CHALLENGE> Gather the lines that hold the string "somos".

---

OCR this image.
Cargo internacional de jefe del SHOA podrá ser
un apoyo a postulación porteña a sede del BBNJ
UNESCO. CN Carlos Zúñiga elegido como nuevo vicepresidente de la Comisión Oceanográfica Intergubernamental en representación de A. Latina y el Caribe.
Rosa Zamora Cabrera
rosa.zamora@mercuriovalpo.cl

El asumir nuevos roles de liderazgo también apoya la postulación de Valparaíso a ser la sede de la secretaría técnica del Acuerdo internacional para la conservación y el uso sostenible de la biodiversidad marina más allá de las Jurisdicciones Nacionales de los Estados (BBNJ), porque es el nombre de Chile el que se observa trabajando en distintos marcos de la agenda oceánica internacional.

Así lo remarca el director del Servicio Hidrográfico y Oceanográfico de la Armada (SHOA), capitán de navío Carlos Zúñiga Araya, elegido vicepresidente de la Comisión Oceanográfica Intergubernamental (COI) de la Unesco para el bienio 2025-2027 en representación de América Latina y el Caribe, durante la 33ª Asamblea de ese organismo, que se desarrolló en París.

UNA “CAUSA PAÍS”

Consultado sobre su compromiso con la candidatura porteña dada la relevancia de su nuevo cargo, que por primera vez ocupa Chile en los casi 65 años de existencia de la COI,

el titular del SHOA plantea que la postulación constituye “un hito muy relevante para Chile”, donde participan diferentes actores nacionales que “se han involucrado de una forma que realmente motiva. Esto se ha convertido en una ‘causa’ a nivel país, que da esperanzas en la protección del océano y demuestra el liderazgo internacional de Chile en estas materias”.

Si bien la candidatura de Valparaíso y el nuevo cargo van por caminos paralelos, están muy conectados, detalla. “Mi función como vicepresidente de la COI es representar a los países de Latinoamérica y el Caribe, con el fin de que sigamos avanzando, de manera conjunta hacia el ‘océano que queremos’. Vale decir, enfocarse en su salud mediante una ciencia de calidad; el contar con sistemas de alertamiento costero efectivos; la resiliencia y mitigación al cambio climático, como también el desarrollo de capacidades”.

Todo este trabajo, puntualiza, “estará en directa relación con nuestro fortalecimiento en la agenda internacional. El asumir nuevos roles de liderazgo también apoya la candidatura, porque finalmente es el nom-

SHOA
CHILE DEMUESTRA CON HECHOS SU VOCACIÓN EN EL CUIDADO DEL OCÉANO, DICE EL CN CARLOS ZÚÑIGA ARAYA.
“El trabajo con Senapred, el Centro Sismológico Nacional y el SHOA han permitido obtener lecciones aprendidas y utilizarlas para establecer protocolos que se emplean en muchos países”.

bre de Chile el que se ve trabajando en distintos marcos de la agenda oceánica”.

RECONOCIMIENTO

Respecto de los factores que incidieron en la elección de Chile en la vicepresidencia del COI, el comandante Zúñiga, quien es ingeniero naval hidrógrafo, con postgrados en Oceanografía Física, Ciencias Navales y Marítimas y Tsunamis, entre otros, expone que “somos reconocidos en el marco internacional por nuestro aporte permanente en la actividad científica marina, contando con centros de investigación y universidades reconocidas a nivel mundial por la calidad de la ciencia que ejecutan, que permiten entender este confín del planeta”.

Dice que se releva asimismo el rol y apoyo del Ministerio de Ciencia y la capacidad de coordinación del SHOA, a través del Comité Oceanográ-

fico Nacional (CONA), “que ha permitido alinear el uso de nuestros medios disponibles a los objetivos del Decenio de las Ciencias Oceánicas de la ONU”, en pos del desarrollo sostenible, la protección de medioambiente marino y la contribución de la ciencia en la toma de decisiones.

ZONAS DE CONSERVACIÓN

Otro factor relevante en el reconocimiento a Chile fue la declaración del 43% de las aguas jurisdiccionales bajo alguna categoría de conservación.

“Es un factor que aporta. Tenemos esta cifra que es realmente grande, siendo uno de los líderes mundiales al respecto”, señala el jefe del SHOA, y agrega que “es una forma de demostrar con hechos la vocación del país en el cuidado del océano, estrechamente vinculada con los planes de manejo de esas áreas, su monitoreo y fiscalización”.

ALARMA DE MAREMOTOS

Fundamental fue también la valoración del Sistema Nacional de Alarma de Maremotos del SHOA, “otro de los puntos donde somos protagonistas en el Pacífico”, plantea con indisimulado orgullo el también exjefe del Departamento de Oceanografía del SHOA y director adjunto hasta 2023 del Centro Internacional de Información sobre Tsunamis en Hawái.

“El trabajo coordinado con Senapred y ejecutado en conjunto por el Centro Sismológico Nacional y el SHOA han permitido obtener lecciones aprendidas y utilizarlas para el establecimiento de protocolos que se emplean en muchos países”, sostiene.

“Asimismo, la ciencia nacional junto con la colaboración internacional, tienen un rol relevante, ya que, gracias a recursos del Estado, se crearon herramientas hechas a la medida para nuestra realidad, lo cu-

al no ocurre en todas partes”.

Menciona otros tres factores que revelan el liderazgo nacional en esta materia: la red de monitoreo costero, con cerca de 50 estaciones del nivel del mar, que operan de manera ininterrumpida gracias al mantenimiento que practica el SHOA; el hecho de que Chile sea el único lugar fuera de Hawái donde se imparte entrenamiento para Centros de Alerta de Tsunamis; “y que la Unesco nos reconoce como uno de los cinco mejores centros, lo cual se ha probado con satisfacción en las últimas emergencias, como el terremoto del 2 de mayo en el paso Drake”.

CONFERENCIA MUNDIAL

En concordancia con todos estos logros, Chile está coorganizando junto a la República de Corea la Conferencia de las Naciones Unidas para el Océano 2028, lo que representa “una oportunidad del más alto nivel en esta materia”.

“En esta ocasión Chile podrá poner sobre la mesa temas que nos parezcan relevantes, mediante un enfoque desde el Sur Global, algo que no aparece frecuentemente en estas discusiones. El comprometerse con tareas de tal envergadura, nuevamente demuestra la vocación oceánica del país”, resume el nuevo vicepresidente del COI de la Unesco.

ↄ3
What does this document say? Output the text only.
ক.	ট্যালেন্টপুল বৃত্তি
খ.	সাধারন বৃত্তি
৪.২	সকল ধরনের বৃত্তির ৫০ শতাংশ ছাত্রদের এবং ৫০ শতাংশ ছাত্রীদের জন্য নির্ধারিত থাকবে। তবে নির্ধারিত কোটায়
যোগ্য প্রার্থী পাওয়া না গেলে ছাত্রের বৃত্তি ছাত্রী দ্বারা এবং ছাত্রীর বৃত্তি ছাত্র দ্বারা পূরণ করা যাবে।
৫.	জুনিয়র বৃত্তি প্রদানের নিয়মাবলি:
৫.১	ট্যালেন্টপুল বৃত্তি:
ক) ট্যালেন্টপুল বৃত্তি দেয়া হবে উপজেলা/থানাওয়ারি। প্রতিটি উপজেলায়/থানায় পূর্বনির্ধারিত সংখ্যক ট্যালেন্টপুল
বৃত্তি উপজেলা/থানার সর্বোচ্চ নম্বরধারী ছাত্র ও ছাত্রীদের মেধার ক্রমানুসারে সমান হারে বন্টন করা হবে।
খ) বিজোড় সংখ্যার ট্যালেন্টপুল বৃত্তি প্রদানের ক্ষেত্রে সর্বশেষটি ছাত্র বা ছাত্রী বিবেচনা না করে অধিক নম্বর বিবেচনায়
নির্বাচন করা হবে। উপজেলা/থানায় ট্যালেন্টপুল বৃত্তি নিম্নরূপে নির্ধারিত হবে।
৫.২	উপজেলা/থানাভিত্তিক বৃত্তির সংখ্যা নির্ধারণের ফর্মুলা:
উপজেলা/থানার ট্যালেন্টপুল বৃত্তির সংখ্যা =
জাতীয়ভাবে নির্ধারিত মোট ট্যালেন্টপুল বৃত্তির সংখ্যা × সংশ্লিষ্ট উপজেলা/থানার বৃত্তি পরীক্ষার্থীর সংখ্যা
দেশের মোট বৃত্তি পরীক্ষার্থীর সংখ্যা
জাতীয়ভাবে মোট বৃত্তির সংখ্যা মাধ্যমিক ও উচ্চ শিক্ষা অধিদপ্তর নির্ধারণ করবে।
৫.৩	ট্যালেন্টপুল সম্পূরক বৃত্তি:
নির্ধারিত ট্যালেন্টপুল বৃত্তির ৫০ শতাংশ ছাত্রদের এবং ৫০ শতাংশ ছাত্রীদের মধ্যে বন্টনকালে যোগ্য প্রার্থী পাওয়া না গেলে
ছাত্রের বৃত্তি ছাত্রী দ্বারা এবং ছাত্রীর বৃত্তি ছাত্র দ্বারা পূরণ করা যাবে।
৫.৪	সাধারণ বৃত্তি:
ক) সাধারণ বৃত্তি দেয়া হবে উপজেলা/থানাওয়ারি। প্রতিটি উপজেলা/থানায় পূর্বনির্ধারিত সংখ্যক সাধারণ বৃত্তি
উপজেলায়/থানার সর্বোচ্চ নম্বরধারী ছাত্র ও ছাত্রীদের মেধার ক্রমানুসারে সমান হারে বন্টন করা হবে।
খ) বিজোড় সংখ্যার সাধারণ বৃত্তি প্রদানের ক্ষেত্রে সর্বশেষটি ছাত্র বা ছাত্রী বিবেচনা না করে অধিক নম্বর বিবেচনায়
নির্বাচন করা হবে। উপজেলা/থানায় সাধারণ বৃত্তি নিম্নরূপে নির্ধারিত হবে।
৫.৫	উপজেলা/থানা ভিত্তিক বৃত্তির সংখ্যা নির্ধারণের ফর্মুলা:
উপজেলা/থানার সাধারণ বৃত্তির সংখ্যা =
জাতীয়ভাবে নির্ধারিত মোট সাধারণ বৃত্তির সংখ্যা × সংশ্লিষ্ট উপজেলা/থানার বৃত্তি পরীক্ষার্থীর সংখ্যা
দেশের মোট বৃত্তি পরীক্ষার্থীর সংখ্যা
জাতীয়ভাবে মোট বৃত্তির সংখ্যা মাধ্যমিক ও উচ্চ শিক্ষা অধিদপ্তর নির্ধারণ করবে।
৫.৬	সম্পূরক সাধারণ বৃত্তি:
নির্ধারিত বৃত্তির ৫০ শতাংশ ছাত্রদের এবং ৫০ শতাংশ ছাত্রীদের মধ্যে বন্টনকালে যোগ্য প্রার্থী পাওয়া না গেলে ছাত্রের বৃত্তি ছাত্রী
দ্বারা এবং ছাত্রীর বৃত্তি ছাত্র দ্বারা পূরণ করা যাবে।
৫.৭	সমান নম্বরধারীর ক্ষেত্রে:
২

---

COMPLETE RESPONSE>
Respecto de los factores que incidieron en la elección de Chile en la vicepresidencia del COI, el comandante Zúñiga, quien es ingeniero naval hidrógrafo, con postgrados en Oceanografía Física, Ciencias Navales y Marítimas y Tsunamis, entre otros, expone que “somos reconocidos en el marco internacional por nuestro aporte permanente en la actividad científica marina, contando con centros de investigación y universidades reconocidas a nivel mundial por la calidad de la ciencia que ejecutan, que permiten entender este confín del planeta”.
Fundamental fue también la valoración del Sistema Nacional de Alarma de Maremotos del SHOA, “otro de los puntos donde somos protagonistas en el Pacífico”, plantea con indisimulado orgullo el también exjefe del Departamento de Oceanografía del SHOA y director adjunto hasta 2023 del Centro Internacional de Información sobre Tsunamis en Hawái.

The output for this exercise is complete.